### What the task requires
Find how many lines in the material hold the word "Reassembl", then state that number and nothing more.

--- Begin Given entries ---

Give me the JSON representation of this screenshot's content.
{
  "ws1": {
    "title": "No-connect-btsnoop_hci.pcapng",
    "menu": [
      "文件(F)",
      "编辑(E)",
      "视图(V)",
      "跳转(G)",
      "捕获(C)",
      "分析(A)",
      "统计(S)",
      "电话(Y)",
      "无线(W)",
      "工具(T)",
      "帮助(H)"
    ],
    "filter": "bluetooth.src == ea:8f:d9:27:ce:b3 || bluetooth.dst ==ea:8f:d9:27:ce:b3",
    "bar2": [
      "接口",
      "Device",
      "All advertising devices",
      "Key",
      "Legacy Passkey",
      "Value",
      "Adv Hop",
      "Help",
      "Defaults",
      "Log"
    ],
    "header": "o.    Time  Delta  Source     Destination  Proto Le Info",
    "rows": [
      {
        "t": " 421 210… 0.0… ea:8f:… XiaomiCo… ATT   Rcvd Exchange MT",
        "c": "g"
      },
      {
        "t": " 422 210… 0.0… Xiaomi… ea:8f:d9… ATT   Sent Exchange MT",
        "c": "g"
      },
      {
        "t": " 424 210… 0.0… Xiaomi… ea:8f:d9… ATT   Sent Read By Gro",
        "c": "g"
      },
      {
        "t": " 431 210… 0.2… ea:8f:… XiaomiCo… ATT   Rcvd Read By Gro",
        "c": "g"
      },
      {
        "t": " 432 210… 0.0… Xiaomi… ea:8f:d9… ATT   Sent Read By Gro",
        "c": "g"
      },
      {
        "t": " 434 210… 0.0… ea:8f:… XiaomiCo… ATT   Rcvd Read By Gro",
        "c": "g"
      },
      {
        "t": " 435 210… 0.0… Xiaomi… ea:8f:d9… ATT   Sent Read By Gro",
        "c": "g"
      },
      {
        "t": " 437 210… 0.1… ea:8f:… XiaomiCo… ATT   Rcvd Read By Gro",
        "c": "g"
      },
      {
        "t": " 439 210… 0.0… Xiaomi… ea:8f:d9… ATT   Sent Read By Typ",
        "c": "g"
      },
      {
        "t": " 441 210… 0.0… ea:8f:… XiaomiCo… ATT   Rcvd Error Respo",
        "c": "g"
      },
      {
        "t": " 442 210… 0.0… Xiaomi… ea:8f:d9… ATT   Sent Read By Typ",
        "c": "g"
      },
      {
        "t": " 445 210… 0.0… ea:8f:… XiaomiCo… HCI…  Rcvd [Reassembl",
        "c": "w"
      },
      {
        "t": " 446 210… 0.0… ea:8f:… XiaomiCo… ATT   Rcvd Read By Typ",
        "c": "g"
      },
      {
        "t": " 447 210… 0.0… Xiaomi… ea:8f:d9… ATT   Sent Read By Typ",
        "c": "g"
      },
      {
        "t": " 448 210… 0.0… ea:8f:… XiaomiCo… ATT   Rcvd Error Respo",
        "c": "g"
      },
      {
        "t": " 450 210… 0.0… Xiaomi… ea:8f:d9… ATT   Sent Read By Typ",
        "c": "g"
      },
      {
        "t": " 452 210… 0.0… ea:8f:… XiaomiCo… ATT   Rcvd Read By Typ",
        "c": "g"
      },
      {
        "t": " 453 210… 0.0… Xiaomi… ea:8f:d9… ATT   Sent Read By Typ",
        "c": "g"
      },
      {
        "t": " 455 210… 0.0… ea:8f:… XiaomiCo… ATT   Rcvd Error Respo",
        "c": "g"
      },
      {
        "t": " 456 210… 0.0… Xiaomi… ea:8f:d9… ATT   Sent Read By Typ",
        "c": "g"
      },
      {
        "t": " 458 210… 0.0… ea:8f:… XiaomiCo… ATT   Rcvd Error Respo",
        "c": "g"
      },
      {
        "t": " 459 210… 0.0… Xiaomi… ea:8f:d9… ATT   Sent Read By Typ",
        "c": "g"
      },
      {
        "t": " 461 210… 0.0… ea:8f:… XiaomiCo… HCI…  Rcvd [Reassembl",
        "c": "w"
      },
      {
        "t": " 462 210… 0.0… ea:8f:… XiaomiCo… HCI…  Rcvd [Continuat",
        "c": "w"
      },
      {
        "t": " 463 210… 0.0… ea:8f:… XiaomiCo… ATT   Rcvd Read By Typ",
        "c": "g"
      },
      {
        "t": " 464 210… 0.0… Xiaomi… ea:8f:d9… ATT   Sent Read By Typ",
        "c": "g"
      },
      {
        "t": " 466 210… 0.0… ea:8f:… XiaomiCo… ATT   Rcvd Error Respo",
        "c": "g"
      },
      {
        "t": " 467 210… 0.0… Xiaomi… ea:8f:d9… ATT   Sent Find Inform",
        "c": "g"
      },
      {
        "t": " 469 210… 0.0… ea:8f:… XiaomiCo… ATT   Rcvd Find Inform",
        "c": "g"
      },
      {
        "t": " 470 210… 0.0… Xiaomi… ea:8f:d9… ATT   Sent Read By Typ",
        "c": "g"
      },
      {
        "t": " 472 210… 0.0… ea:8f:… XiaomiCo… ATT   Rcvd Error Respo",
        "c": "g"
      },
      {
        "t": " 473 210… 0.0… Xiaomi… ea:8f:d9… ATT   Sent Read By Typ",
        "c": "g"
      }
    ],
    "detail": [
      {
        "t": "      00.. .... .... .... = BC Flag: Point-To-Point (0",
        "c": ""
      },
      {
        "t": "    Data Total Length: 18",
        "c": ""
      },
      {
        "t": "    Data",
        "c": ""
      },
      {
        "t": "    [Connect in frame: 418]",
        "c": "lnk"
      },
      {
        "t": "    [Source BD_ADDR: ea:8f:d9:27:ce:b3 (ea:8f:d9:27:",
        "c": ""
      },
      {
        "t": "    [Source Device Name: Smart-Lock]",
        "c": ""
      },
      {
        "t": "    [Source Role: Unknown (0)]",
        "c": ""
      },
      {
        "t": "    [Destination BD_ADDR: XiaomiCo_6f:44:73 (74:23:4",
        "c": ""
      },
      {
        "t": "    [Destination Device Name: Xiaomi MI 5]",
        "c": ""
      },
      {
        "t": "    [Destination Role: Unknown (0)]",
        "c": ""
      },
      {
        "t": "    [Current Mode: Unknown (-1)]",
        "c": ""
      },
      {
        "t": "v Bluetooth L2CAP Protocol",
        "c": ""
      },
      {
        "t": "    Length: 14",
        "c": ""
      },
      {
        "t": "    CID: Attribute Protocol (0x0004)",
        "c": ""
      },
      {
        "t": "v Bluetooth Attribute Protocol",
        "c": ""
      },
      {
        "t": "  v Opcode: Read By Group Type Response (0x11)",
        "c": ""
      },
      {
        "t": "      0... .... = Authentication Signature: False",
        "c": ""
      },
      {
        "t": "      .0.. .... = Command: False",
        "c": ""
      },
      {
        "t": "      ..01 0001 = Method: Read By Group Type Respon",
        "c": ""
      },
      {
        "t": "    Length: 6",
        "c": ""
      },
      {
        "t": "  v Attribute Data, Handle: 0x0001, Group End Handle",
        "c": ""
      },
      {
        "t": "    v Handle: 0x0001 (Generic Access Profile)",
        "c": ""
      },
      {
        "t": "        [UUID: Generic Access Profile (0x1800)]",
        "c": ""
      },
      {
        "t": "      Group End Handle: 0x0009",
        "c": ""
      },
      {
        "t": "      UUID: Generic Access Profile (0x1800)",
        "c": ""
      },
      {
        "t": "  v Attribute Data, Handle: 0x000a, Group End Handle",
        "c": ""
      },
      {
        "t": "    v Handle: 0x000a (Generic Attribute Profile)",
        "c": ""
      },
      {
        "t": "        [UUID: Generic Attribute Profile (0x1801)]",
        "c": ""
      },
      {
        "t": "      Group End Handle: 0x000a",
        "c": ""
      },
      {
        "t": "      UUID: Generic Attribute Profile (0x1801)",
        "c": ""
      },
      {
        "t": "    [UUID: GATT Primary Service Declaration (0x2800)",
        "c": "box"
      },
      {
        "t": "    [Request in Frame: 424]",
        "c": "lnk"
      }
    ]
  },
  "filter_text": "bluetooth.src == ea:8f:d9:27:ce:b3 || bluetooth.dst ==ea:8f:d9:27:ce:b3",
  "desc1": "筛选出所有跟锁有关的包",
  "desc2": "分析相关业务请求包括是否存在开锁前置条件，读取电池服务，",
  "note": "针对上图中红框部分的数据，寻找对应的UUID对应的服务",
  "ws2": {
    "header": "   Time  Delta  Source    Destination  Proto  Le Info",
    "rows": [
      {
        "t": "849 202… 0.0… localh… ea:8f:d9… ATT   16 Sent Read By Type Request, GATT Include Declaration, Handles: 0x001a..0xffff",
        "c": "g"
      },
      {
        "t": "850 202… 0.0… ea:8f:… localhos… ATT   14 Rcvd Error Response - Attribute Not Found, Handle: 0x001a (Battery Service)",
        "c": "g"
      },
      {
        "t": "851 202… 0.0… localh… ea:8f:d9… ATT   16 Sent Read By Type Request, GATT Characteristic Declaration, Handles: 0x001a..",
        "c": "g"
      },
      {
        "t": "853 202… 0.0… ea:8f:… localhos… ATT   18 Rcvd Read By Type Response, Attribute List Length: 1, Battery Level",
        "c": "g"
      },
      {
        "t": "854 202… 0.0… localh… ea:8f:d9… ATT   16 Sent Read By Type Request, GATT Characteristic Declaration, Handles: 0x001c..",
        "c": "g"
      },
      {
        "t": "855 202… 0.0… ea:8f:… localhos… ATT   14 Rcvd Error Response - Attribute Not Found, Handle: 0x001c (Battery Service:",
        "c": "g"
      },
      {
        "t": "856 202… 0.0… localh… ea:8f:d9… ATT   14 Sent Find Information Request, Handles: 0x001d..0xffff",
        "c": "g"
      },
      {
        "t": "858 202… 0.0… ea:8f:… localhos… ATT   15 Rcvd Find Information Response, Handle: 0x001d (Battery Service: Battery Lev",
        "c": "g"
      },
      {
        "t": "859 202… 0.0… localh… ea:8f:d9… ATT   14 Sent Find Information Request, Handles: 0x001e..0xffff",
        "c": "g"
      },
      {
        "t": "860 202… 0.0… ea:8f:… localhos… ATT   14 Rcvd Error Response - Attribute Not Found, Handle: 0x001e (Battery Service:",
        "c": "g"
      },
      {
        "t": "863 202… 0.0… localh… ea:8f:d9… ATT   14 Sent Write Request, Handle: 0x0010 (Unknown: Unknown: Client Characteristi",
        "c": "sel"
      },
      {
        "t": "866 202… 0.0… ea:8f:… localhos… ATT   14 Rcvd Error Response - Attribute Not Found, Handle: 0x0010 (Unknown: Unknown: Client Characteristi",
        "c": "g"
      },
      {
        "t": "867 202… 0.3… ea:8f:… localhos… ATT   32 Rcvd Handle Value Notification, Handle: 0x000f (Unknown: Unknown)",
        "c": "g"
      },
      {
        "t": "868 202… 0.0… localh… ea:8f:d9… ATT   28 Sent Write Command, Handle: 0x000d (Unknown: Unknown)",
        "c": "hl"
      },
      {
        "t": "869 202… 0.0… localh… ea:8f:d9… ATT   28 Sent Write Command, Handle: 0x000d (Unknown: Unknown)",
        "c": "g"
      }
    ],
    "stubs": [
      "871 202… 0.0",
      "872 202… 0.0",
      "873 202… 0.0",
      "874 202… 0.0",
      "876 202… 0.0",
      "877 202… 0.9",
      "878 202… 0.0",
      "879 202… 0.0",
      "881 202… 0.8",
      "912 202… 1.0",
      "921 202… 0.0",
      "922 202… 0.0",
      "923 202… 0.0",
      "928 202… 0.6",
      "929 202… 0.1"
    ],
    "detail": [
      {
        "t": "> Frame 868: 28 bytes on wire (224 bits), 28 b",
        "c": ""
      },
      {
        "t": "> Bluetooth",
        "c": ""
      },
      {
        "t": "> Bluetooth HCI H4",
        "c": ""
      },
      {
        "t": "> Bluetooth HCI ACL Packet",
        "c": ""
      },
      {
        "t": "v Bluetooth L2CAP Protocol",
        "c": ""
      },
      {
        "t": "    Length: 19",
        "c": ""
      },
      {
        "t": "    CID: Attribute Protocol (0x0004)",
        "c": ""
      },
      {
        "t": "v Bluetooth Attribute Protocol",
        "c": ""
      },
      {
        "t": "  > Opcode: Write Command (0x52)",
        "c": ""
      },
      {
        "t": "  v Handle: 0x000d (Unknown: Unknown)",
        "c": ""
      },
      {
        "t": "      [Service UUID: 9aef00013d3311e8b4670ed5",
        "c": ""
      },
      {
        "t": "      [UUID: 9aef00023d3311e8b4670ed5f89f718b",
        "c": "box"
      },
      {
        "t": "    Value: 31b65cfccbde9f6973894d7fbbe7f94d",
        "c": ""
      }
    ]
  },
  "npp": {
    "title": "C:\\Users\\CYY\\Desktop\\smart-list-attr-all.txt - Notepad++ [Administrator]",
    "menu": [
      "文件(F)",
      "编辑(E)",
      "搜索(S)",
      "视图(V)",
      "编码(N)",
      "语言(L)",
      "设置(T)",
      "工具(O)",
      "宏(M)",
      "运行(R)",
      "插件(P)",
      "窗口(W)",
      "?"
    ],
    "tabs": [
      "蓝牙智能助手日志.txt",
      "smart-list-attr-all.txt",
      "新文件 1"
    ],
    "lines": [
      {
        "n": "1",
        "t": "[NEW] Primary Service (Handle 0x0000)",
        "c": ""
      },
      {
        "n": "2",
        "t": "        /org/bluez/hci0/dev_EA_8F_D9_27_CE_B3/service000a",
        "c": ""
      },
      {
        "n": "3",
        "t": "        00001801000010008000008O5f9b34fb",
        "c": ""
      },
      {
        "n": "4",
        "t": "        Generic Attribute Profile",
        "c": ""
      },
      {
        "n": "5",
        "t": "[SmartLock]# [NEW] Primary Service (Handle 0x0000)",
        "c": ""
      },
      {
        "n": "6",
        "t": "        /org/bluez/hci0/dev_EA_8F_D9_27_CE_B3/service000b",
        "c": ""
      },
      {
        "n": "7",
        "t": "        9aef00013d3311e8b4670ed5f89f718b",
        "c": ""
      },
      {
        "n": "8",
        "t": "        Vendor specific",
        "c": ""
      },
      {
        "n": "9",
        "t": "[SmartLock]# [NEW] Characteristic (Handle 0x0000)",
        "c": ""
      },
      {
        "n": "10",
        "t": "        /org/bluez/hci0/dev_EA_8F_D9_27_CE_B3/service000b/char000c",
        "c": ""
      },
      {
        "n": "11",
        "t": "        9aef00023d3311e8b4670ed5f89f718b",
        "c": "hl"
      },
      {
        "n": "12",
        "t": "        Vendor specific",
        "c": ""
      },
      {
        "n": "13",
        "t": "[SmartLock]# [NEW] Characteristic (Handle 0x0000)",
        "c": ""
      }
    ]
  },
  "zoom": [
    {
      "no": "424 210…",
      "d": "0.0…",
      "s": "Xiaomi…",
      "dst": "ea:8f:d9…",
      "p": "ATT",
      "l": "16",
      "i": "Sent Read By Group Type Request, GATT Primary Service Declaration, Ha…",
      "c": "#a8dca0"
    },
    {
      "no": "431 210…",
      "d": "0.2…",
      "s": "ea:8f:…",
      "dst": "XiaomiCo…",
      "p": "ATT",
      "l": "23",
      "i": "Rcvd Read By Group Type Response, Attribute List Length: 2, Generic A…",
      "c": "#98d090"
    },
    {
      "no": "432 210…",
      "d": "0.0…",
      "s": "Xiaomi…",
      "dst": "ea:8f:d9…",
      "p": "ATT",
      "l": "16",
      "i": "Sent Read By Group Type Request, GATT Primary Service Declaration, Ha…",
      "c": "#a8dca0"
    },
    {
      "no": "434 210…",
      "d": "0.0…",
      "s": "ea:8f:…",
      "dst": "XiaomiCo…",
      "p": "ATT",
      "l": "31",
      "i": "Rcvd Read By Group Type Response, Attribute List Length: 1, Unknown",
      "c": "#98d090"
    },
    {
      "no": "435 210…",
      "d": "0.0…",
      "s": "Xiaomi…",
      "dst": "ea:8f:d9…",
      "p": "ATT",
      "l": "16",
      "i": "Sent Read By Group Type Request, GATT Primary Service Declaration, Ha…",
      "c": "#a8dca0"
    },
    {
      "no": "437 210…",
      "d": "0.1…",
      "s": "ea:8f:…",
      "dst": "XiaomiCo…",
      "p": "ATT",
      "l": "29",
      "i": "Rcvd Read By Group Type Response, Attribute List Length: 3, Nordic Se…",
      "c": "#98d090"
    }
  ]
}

--- End Given entries ---

### Finished task
2